* _Task statement_
Rewrite the lines starting with the one containing "y-tick-label: 90: [36, 90, 51, 106]" and going on through the one containing "point: [540, 16, 552, 28]", changing "point" to "marker" and leaving everything else as it is.

++++ Supplied records ++++

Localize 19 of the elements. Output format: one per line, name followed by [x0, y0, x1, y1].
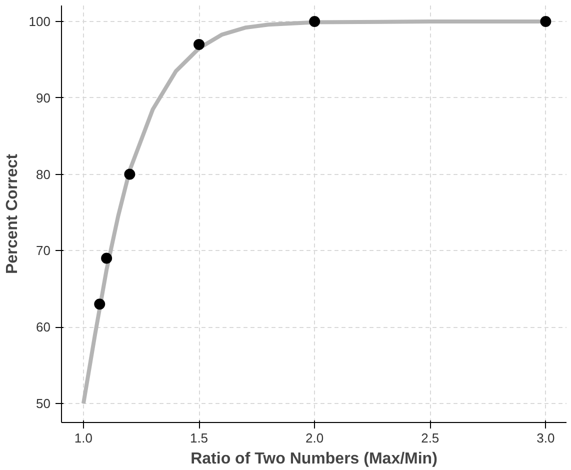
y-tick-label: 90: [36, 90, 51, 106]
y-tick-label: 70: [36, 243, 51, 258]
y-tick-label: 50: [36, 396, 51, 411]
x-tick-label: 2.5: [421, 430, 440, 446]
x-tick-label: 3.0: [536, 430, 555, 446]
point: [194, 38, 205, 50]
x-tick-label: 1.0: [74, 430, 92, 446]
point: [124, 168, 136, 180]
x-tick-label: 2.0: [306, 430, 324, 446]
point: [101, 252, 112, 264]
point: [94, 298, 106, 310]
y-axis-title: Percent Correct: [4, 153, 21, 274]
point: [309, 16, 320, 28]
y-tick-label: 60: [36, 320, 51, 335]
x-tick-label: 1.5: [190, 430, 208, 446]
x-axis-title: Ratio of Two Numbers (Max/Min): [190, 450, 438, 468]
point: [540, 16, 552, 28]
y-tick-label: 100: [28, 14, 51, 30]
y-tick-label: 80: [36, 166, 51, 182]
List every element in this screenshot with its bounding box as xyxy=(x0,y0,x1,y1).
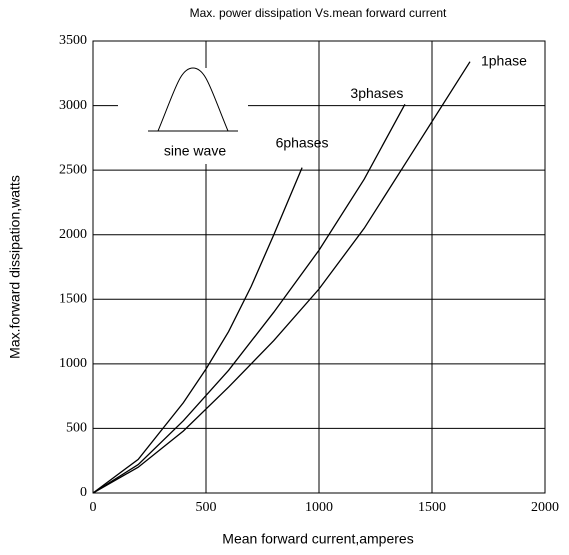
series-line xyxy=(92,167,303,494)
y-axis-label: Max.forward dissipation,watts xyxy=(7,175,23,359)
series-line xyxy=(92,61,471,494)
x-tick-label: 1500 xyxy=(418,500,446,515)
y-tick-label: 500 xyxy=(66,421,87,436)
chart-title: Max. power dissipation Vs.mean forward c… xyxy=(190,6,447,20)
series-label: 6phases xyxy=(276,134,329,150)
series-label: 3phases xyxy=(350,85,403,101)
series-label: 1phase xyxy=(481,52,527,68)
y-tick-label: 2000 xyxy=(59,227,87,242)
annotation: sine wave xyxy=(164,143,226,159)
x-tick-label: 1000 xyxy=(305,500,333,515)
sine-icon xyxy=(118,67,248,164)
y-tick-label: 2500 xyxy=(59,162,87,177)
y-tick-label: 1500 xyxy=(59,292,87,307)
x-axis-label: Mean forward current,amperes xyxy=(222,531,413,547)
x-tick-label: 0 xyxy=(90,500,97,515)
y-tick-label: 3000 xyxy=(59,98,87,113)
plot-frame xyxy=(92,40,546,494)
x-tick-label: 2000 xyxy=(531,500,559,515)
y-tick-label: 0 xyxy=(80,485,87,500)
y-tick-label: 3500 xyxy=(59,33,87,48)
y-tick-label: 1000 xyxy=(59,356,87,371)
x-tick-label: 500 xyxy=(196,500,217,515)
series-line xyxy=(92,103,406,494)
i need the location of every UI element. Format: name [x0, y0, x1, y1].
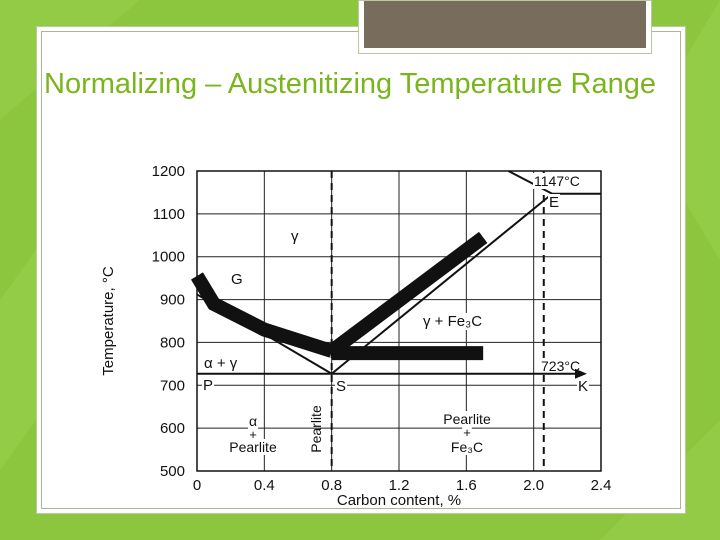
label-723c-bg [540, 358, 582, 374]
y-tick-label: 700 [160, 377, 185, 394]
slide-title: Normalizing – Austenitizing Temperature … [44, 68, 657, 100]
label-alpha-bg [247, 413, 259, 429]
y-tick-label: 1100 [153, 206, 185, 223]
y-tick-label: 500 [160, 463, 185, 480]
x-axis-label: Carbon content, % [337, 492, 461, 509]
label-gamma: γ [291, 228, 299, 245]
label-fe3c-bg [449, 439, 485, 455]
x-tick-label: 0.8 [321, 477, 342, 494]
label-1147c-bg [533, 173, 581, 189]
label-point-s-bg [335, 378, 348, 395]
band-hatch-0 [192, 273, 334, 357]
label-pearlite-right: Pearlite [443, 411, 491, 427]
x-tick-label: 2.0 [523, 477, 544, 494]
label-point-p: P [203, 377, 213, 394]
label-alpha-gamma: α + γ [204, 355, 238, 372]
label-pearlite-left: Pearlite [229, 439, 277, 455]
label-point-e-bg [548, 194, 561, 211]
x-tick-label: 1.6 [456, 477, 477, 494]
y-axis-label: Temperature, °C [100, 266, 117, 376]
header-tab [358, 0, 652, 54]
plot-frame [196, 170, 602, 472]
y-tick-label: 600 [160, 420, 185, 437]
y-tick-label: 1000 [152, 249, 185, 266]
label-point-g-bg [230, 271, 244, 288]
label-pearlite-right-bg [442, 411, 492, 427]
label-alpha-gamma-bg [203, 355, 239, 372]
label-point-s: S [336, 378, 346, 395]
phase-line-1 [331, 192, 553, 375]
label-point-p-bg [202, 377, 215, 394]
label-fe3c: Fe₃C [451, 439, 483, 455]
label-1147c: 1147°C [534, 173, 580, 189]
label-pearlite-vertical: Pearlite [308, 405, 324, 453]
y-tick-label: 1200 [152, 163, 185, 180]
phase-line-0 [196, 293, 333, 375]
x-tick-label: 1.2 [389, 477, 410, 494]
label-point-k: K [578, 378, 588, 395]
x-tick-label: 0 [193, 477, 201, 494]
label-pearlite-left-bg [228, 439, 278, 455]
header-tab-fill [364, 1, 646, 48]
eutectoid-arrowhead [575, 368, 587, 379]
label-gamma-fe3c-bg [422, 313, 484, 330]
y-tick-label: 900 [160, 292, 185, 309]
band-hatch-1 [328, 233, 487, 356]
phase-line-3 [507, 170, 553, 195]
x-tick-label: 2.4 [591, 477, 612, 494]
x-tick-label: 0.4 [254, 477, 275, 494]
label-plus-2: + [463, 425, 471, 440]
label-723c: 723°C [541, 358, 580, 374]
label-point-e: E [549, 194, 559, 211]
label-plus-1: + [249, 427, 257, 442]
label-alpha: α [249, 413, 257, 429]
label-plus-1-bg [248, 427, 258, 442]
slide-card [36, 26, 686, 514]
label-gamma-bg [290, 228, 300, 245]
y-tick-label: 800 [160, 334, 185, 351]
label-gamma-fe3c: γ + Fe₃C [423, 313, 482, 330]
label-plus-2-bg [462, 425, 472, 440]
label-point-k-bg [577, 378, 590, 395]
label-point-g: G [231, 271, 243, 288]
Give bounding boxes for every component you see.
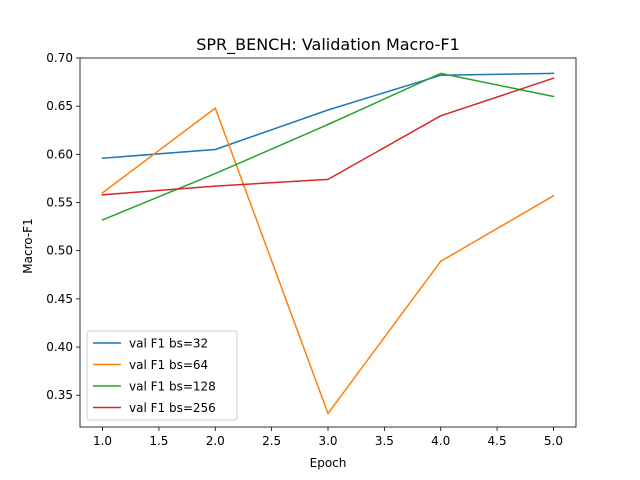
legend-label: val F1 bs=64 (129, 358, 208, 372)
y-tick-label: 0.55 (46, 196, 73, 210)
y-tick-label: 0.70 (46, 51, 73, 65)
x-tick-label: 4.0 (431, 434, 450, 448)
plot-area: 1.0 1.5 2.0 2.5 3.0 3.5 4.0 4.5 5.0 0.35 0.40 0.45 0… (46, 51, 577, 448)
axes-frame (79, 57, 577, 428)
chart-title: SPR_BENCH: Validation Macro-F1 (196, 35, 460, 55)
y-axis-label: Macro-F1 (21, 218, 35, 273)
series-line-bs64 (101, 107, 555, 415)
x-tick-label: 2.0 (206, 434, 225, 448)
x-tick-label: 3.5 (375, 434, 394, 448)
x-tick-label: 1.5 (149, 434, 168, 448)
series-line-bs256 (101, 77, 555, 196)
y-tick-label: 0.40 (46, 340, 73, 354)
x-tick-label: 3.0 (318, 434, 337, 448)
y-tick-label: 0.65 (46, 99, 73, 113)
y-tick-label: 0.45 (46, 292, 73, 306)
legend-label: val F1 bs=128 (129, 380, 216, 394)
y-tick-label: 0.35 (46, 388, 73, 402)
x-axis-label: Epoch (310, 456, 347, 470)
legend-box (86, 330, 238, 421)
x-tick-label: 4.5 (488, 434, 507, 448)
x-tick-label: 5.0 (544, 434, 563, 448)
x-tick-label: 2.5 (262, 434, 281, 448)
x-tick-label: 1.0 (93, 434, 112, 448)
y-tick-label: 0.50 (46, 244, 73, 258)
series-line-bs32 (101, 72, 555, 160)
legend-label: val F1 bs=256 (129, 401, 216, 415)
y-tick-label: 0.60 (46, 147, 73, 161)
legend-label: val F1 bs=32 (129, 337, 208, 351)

++++

* _Answer to the exercise_
y-tick-label: 90: [36, 90, 51, 106]
y-tick-label: 70: [36, 243, 51, 258]
y-tick-label: 50: [36, 396, 51, 411]
x-tick-label: 2.5: [421, 430, 440, 446]
x-tick-label: 3.0: [536, 430, 555, 446]
marker: [194, 38, 205, 50]
x-tick-label: 1.0: [74, 430, 92, 446]
marker: [124, 168, 136, 180]
x-tick-label: 2.0: [306, 430, 324, 446]
marker: [101, 252, 112, 264]
marker: [94, 298, 106, 310]
y-axis-title: Percent Correct: [4, 153, 21, 274]
marker: [309, 16, 320, 28]
y-tick-label: 60: [36, 320, 51, 335]
x-tick-label: 1.5: [190, 430, 208, 446]
x-axis-title: Ratio of Two Numbers (Max/Min): [190, 450, 438, 468]
marker: [540, 16, 552, 28]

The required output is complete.